Objective
Copy these lines word for word, starting at the line with "hero-category-tag[interactable]: BOOKS (186, 151, 473, 160)" and continuing through the line with "hero-tag-label: BOOKS (321, 151, 350, 160)", with both of those lines included.

[Item position entries]
###
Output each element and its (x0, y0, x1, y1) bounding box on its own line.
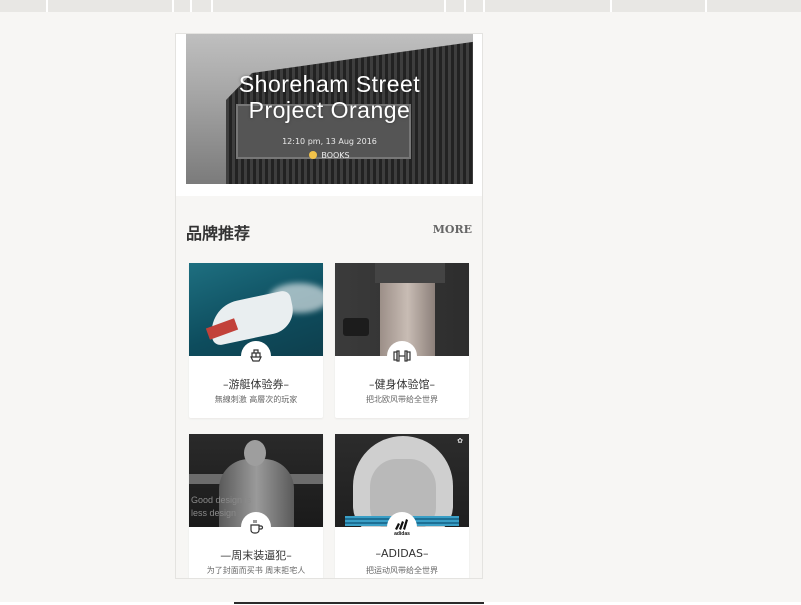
hero-category-tag[interactable]: BOOKS (186, 151, 473, 160)
top-bar-divider (190, 0, 192, 12)
card-title: –ADIDAS– (375, 547, 429, 560)
tag-dot-icon (309, 151, 318, 159)
top-bar-divider (610, 0, 612, 12)
hull-shape (205, 289, 298, 347)
card-description: 把北欧风带给全世界 (366, 395, 438, 404)
card-title: —周末装逼犯– (220, 549, 292, 562)
section-title: 品牌推荐 (186, 224, 251, 243)
hero-banner[interactable]: Shoreham Street Project Orange 12:10 pm,… (186, 34, 473, 184)
card-title: –游艇体验券– (223, 378, 289, 391)
adidas-logo-text: adidas (394, 531, 410, 536)
brand-card-weekend[interactable]: Good design is less design —周末装逼犯– 为了封面而… (189, 434, 323, 578)
top-bar-divider (211, 0, 213, 12)
card-description: 把运动风带给全世界 (366, 566, 438, 575)
card-description: 为了封面而买书 周末拒宅人 (206, 566, 306, 575)
card-title: –健身体验馆– (369, 378, 435, 391)
coffee-cup-icon (241, 512, 271, 542)
image-caption: Good design is less design (191, 494, 251, 520)
brand-card-yacht[interactable]: –游艇体验券– 無線刺激 高層次的玩家 (189, 263, 323, 418)
card-description: 無線刺激 高層次的玩家 (214, 395, 298, 404)
hero-title-line2: Project Orange (248, 97, 411, 123)
hero-title: Shoreham Street Project Orange (186, 71, 473, 123)
image-caption-line2: less design (191, 508, 237, 518)
top-bar-divider (483, 0, 485, 12)
image-caption-line1: Good design is (191, 495, 252, 505)
browser-top-bar (0, 0, 801, 12)
top-bar-divider (464, 0, 466, 12)
adidas-logo: adidas (387, 512, 417, 542)
dumbbell-icon (387, 341, 417, 371)
top-bar-divider (444, 0, 446, 12)
hero-section: Shoreham Street Project Orange 12:10 pm,… (176, 34, 482, 196)
more-link[interactable]: MORE (433, 223, 472, 236)
dumbbell-shape (343, 318, 369, 336)
mobile-page: Shoreham Street Project Orange 12:10 pm,… (175, 33, 483, 579)
hero-timestamp: 12:10 pm, 13 Aug 2016 (282, 137, 377, 146)
brand-card-gym[interactable]: –健身体验馆– 把北欧风带给全世界 (335, 263, 469, 418)
ship-icon (241, 341, 271, 371)
hero-tag-label: BOOKS (321, 151, 350, 160)
head-shape (244, 440, 266, 466)
top-bar-divider (705, 0, 707, 12)
top-bar-divider (46, 0, 48, 12)
adidas-trefoil-icon: ✿ (457, 437, 463, 445)
sports-top-shape (375, 263, 445, 283)
hero-title-line1: Shoreham Street (238, 71, 421, 97)
bottom-bar (234, 602, 484, 604)
brand-card-adidas[interactable]: ✿ adidas –ADIDAS– 把运动风带给全世界 (335, 434, 469, 578)
top-bar-divider (172, 0, 174, 12)
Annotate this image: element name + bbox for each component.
###
Correct output
hero-category-tag[interactable]: BOOKS (186, 151, 473, 160)
top-bar-divider (190, 0, 192, 12)
card-title: –ADIDAS– (375, 547, 429, 560)
tag-dot-icon (309, 151, 318, 159)
top-bar-divider (610, 0, 612, 12)
hull-shape (205, 289, 298, 347)
card-description: 把北欧风带给全世界 (366, 395, 438, 404)
card-title: —周末装逼犯– (220, 549, 292, 562)
section-title: 品牌推荐 (186, 224, 251, 243)
hero-banner[interactable]: Shoreham Street Project Orange 12:10 pm,… (186, 34, 473, 184)
card-title: –游艇体验券– (223, 378, 289, 391)
adidas-logo-text: adidas (394, 531, 410, 536)
brand-card-weekend[interactable]: Good design is less design —周末装逼犯– 为了封面而… (189, 434, 323, 578)
top-bar-divider (211, 0, 213, 12)
card-description: 把运动风带给全世界 (366, 566, 438, 575)
card-description: 为了封面而买书 周末拒宅人 (206, 566, 306, 575)
card-title: –健身体验馆– (369, 378, 435, 391)
coffee-cup-icon (241, 512, 271, 542)
image-caption: Good design is less design (191, 494, 251, 520)
brand-card-yacht[interactable]: –游艇体验券– 無線刺激 高層次的玩家 (189, 263, 323, 418)
card-description: 無線刺激 高層次的玩家 (214, 395, 298, 404)
hero-title-line2: Project Orange (248, 97, 411, 123)
hero-title: Shoreham Street Project Orange (186, 71, 473, 123)
image-caption-line2: less design (191, 508, 237, 518)
top-bar-divider (483, 0, 485, 12)
image-caption-line1: Good design is (191, 495, 252, 505)
browser-top-bar (0, 0, 801, 12)
top-bar-divider (464, 0, 466, 12)
adidas-logo: adidas (387, 512, 417, 542)
dumbbell-icon (387, 341, 417, 371)
top-bar-divider (444, 0, 446, 12)
hero-section: Shoreham Street Project Orange 12:10 pm,… (176, 34, 482, 196)
more-link[interactable]: MORE (433, 223, 472, 236)
dumbbell-shape (343, 318, 369, 336)
mobile-page: Shoreham Street Project Orange 12:10 pm,… (175, 33, 483, 579)
hero-timestamp: 12:10 pm, 13 Aug 2016 (282, 137, 377, 146)
brand-card-gym[interactable]: –健身体验馆– 把北欧风带给全世界 (335, 263, 469, 418)
ship-icon (241, 341, 271, 371)
hero-tag-label: BOOKS (321, 151, 350, 160)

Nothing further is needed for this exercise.